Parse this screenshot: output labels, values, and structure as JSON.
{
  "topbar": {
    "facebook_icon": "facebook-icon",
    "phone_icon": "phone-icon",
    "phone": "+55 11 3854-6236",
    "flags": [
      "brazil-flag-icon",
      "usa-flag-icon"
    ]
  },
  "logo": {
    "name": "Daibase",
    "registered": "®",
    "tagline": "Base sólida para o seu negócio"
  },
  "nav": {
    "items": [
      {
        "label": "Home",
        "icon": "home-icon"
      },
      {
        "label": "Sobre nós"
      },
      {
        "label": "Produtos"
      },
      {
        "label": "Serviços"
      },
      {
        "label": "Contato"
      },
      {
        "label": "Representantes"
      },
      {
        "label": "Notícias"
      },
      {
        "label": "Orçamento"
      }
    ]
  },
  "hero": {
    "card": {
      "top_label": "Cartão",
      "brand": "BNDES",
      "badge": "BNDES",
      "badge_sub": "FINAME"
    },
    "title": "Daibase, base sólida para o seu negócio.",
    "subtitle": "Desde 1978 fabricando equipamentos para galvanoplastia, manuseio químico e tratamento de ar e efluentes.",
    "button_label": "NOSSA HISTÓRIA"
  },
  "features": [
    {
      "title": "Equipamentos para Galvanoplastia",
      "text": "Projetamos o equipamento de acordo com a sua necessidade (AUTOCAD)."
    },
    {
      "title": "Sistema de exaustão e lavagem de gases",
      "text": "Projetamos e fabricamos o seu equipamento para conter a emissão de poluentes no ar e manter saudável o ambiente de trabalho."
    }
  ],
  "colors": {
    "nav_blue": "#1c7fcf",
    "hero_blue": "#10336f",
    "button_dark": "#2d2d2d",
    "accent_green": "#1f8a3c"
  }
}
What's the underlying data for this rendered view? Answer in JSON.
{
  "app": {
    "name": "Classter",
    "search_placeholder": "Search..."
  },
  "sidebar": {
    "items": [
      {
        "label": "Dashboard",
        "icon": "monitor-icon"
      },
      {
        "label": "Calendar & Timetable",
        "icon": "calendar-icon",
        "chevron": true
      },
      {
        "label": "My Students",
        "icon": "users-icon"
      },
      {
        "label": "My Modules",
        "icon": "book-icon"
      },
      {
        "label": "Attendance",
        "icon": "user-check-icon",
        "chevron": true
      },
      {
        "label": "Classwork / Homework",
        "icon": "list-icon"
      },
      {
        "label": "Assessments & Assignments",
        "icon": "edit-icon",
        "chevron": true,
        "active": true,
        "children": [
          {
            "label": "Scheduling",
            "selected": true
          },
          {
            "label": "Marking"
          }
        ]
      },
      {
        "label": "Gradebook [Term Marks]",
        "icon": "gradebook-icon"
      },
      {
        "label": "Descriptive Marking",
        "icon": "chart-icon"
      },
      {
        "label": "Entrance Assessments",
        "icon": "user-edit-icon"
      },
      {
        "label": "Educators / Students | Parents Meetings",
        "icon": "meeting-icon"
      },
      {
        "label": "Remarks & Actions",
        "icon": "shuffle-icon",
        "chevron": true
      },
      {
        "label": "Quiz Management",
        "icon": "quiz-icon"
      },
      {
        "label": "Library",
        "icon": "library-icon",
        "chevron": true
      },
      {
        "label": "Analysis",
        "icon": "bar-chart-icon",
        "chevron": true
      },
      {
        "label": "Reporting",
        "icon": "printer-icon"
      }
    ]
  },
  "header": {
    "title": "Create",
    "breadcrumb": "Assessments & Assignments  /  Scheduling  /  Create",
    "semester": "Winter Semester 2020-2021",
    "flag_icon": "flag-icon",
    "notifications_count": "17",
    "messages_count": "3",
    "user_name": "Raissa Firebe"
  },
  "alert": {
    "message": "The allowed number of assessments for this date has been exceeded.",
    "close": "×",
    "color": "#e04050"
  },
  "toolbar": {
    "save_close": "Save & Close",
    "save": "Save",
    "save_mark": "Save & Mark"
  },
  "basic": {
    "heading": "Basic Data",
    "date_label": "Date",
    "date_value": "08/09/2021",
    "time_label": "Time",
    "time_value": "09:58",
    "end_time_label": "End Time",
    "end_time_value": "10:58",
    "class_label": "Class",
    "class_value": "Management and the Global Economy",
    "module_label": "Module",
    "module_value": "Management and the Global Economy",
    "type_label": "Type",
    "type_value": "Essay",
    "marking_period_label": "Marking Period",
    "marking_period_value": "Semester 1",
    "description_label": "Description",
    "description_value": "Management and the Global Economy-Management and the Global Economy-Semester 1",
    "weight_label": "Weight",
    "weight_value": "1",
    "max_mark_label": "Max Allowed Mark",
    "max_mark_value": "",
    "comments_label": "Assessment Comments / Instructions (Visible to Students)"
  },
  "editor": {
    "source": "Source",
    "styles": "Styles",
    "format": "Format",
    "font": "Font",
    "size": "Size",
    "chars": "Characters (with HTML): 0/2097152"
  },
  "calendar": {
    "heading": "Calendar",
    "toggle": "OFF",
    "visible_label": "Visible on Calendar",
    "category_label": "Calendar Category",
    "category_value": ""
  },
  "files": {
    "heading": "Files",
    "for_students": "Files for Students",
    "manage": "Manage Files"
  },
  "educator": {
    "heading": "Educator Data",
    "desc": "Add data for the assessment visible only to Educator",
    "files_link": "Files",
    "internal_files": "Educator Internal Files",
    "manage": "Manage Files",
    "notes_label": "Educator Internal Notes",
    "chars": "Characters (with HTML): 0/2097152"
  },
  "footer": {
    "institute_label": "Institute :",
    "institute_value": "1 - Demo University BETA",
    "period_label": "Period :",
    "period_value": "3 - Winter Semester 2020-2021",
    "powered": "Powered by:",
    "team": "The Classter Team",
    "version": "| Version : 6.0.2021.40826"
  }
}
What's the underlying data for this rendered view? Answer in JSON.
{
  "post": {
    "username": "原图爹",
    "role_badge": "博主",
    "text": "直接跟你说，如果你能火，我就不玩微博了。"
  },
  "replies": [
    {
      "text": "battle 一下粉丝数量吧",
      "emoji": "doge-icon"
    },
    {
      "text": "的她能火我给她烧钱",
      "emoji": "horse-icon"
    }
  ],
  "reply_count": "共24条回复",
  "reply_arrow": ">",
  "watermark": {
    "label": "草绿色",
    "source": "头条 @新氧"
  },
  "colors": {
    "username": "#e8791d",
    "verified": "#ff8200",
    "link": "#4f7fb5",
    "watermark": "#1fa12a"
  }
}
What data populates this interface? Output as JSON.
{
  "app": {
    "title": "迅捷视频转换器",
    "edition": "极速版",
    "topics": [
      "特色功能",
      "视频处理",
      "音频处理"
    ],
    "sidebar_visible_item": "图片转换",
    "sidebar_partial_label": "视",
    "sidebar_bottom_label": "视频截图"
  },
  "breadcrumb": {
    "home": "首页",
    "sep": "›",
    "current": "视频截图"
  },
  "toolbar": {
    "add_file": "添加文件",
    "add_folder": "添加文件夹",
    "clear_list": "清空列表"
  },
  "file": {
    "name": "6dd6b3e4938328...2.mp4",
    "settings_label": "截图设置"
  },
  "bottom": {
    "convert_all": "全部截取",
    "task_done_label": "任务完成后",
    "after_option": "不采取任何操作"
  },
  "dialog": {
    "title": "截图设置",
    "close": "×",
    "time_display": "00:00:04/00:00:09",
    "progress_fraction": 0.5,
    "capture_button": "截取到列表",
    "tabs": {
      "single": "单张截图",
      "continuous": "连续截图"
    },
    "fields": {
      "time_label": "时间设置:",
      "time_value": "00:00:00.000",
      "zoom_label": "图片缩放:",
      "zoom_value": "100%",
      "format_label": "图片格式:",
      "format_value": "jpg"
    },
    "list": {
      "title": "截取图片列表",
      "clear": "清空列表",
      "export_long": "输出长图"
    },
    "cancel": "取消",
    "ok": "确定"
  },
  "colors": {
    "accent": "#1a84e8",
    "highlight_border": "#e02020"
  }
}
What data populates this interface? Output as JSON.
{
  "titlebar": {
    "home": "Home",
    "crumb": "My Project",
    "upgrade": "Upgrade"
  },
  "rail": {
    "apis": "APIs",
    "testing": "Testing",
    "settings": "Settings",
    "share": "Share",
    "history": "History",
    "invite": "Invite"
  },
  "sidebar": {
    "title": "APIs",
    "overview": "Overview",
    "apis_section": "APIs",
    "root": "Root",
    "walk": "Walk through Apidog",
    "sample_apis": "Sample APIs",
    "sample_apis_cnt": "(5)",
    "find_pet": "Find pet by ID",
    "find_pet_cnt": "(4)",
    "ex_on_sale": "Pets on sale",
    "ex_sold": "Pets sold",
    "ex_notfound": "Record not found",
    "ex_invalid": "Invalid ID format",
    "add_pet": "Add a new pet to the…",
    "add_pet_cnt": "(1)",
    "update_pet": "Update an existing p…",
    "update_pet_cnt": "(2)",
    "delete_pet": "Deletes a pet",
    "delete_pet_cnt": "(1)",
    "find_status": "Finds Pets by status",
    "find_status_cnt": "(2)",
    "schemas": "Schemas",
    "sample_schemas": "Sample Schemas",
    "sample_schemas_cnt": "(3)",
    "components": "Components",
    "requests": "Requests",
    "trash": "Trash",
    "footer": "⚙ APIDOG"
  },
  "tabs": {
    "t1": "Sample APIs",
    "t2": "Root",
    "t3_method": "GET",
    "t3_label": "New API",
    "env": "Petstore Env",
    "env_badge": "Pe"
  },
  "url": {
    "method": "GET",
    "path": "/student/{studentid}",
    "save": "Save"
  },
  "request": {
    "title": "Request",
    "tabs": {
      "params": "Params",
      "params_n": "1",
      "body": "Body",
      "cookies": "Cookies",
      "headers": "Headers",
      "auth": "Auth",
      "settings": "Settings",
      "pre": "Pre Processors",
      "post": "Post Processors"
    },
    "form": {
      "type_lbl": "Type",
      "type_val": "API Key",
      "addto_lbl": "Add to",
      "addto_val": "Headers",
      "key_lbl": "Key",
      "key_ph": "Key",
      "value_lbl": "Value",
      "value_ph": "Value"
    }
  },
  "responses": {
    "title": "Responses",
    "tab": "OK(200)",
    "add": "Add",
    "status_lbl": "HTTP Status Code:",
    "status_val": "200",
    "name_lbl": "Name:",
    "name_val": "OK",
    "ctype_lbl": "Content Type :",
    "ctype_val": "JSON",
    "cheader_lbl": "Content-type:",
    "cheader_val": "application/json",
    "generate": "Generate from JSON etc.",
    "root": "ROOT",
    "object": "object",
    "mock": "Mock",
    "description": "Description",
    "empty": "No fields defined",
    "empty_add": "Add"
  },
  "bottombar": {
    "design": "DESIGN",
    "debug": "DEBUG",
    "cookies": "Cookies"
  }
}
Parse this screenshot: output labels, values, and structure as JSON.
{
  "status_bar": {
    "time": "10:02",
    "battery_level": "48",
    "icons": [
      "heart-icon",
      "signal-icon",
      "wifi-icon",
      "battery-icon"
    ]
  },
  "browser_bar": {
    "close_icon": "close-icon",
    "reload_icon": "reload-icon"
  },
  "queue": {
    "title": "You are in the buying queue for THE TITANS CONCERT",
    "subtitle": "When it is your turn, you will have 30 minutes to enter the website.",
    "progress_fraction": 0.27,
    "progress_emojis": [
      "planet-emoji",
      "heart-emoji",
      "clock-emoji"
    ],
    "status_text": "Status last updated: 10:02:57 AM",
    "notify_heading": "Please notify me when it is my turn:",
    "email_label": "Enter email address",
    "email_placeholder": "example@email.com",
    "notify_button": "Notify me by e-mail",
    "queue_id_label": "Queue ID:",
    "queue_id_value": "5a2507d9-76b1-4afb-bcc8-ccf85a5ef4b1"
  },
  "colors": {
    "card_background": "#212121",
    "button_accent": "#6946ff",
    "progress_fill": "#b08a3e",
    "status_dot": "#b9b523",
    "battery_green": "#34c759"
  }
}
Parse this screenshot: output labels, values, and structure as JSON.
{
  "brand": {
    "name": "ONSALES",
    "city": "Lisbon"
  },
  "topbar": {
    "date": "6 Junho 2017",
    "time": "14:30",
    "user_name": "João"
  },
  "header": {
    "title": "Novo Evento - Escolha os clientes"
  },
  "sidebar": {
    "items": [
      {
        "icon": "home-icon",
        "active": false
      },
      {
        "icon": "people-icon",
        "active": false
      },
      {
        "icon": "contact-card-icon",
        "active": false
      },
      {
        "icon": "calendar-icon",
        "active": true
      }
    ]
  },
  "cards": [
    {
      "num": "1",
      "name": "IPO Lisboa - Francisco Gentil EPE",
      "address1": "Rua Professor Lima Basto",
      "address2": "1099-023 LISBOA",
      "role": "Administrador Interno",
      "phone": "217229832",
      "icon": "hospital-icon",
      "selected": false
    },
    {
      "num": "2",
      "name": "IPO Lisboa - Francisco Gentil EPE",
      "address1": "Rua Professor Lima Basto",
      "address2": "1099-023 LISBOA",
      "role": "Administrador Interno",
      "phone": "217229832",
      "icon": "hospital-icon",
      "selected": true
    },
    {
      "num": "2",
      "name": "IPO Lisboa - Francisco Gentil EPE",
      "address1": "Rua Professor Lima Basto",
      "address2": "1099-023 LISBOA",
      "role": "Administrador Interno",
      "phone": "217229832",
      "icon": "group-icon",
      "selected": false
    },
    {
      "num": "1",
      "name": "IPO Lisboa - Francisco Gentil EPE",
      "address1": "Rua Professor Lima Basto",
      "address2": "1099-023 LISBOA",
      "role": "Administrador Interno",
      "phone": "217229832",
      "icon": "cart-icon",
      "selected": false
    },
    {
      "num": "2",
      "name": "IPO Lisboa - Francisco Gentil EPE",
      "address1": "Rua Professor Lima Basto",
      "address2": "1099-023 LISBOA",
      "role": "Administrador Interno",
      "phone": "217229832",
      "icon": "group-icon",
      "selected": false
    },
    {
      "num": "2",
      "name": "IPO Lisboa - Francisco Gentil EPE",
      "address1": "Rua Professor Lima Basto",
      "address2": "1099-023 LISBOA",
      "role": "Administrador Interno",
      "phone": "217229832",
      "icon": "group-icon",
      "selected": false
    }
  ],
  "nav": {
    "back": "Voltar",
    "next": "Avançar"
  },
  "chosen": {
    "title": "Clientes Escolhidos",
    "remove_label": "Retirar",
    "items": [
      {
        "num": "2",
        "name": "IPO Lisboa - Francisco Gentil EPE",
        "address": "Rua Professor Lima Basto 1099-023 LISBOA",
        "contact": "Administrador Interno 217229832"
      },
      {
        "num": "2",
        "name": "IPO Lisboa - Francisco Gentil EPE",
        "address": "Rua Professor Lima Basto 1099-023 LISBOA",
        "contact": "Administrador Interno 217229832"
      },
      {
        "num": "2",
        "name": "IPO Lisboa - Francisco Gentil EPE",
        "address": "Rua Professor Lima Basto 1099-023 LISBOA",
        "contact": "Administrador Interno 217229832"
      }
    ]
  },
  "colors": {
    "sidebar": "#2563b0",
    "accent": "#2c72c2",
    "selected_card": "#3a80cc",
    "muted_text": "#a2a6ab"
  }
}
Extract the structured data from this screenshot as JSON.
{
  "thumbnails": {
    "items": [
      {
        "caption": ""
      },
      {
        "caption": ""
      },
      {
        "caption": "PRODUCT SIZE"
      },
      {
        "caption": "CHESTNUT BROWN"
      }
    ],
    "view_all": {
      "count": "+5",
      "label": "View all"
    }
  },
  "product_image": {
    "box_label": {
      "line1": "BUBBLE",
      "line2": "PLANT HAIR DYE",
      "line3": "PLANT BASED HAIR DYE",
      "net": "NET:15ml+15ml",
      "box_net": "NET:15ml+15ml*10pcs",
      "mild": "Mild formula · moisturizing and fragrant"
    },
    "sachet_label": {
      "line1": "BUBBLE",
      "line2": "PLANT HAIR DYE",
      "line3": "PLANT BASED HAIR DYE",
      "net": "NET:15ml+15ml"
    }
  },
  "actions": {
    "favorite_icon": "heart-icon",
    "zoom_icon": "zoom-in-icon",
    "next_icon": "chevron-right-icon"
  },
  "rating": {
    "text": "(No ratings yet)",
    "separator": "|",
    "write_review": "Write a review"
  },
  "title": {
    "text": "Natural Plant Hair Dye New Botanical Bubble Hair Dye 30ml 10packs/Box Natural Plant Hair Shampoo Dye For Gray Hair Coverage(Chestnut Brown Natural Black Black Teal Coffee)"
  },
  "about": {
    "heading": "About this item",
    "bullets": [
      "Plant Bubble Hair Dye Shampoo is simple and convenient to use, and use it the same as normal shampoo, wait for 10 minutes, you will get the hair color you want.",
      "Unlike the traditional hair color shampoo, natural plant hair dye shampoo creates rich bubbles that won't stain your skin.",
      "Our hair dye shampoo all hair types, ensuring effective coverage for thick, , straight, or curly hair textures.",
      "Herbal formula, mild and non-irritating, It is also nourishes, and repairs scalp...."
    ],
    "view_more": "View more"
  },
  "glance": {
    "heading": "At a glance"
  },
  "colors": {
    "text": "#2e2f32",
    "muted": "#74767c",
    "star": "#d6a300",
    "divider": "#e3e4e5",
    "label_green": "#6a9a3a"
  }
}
----------------
THE REQUEST: Copy out the lines that hold "Save".

EXPECTED OUTPUT:
    "save_close": "Save & Close",
    "save": "Save",
    "save_mark": "Save & Mark"
    "save": "Save"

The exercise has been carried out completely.